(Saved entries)

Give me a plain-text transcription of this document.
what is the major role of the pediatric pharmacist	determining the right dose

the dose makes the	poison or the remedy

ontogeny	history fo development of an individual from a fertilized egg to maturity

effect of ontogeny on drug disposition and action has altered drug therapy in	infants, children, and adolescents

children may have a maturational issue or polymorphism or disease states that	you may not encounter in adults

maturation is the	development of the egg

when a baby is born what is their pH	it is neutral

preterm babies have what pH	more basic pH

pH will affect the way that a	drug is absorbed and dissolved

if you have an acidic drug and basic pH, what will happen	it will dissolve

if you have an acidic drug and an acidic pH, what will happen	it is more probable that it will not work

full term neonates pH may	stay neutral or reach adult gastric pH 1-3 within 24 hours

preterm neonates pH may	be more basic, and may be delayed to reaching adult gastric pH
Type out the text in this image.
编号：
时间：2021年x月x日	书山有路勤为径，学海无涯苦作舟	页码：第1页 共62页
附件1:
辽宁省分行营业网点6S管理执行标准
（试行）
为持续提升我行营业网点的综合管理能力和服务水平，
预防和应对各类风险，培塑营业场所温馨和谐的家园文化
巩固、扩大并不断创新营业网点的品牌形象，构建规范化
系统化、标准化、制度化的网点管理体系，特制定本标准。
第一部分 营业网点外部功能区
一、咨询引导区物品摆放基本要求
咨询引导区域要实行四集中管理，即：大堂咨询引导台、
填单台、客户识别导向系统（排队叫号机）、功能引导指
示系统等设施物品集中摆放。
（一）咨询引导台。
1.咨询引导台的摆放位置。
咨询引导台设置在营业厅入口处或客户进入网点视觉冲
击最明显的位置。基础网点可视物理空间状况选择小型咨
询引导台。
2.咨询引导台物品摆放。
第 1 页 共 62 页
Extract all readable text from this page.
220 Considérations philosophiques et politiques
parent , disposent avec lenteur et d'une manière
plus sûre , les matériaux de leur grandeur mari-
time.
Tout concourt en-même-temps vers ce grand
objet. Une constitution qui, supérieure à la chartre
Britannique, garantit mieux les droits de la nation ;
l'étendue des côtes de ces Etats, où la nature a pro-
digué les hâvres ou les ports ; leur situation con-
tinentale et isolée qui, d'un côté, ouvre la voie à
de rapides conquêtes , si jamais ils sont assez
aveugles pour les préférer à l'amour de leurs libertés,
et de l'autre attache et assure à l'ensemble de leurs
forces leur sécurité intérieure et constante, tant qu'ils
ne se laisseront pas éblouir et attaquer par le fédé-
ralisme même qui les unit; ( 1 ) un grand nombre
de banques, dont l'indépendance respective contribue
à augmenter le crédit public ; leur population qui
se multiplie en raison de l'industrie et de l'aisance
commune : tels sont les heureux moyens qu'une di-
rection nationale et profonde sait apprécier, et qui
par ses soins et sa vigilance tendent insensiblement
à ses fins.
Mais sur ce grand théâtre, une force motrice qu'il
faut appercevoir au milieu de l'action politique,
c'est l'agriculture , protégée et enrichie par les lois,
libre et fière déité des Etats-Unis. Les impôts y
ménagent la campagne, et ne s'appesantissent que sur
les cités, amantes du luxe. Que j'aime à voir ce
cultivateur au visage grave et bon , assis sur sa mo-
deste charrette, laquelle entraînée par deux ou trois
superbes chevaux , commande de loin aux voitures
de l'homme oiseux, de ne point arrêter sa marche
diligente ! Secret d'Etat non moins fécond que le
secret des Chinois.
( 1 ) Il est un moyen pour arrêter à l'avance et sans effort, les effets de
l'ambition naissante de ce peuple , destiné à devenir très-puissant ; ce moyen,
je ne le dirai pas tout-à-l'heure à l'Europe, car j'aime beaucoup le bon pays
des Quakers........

• _DIRECTION_
Copy out each line in the listing that has the word "development".

• _SOLUTION FOR THIS EXERCISE_
ontogeny	history fo development of an individual from a fertilized egg to maturity
maturation is the	development of the egg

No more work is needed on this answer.